**SHORT EXERCISE:**
Whenever a line below holds the word "archivo", copy that line.

** begin INPUT **

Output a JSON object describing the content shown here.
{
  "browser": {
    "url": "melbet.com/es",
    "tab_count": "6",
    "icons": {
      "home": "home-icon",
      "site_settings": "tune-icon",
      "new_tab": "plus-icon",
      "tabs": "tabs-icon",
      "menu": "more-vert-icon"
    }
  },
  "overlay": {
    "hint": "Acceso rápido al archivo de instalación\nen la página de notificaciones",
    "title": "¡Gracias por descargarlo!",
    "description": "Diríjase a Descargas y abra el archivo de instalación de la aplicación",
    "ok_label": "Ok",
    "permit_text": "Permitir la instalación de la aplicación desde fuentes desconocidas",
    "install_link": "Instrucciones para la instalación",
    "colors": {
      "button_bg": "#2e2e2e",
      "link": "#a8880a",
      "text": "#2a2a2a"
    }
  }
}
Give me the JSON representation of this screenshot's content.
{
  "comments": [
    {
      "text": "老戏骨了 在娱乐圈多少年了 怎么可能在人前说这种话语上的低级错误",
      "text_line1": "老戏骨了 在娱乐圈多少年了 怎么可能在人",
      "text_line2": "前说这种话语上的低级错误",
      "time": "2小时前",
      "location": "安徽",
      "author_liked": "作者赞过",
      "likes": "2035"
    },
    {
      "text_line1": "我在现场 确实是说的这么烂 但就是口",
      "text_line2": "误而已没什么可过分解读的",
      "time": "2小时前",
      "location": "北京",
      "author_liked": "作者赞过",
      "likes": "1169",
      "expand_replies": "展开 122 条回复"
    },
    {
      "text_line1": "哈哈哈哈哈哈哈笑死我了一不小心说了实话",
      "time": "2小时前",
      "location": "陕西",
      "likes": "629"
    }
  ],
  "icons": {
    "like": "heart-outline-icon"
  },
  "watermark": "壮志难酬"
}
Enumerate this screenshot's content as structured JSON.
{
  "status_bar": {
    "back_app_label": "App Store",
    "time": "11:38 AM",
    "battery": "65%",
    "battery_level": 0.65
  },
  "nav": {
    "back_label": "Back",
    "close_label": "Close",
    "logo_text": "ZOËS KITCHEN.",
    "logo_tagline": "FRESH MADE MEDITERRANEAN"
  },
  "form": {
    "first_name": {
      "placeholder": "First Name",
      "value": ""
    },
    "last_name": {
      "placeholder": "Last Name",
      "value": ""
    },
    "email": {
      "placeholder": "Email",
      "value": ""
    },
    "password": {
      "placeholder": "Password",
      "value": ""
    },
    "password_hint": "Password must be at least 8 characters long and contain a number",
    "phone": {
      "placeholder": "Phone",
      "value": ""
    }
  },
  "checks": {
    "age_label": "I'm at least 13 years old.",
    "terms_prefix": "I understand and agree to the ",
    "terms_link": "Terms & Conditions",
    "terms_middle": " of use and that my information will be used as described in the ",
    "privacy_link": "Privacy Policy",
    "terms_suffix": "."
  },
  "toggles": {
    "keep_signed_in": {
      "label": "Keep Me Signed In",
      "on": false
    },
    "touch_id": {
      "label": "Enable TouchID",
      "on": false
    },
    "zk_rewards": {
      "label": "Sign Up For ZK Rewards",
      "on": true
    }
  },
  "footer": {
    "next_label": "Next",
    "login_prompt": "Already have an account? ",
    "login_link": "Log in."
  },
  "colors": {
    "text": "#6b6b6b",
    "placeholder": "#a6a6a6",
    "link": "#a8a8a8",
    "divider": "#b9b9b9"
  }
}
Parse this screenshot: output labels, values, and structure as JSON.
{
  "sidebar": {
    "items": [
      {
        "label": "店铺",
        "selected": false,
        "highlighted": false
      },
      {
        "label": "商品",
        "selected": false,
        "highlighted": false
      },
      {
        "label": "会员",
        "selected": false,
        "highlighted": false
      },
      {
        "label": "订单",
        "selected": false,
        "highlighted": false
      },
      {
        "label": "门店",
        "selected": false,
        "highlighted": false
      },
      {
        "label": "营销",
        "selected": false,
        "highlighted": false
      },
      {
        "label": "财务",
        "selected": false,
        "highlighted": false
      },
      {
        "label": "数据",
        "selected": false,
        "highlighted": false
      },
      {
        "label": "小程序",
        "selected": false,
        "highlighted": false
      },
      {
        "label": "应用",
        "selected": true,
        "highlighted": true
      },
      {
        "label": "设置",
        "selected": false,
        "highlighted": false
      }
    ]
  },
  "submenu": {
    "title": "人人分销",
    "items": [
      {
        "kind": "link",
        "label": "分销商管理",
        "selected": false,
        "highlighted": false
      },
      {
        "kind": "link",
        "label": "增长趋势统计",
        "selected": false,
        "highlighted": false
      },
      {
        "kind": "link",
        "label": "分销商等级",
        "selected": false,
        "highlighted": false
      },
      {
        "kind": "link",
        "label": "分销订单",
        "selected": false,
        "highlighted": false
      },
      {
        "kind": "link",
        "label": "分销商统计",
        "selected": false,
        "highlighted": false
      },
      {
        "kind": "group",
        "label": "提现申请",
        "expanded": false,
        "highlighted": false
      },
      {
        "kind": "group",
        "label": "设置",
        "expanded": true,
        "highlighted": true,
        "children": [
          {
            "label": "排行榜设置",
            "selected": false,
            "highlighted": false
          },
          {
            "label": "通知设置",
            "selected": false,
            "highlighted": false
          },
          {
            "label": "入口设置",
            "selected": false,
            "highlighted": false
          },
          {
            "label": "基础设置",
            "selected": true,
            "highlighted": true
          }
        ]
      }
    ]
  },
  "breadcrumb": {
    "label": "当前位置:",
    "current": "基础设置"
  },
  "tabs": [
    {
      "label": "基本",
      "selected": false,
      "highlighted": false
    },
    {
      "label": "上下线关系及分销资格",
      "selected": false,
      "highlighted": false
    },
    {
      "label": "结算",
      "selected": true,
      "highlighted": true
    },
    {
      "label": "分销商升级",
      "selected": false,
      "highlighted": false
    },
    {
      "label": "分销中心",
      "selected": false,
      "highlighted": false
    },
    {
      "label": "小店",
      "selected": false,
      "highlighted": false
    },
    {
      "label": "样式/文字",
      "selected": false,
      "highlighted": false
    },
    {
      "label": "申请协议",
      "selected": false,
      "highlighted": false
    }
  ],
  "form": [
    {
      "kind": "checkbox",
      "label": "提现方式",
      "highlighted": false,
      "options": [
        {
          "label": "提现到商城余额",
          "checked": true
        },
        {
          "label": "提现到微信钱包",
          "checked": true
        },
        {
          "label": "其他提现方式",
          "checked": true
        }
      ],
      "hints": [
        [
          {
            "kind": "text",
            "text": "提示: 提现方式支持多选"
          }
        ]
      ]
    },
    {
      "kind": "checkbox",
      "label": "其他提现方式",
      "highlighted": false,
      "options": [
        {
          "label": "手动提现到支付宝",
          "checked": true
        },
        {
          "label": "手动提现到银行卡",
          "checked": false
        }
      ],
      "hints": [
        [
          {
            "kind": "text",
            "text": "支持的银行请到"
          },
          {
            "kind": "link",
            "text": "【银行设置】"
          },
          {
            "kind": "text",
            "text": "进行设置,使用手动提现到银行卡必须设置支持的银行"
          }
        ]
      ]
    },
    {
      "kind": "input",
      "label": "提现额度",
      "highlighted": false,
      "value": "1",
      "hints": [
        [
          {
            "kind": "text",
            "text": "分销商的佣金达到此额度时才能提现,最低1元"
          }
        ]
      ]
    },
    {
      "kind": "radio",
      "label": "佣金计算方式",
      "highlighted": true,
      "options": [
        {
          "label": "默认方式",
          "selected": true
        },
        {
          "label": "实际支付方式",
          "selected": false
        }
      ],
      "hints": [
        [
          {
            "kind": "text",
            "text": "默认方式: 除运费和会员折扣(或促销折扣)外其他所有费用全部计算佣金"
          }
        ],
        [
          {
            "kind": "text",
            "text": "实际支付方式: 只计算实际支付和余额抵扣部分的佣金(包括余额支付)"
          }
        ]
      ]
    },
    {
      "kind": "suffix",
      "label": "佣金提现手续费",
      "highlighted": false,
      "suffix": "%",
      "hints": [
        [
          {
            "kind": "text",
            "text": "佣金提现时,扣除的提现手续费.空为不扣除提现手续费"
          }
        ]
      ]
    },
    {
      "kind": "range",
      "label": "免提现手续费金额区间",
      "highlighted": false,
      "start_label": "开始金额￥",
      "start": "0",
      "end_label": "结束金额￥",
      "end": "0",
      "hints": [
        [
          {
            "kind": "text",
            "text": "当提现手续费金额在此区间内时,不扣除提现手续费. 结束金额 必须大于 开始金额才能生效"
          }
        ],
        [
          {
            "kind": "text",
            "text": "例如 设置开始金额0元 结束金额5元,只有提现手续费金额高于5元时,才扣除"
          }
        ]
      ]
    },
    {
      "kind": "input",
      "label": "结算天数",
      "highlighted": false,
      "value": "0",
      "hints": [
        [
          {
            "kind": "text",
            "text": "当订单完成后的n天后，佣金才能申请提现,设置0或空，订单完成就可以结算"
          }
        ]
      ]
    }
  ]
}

** end INPUT **

**ANSWER:**
    "hint": "Acceso rápido al archivo de instalación\nen la página de notificaciones",
    "description": "Diríjase a Descargas y abra el archivo de instalación de la aplicación",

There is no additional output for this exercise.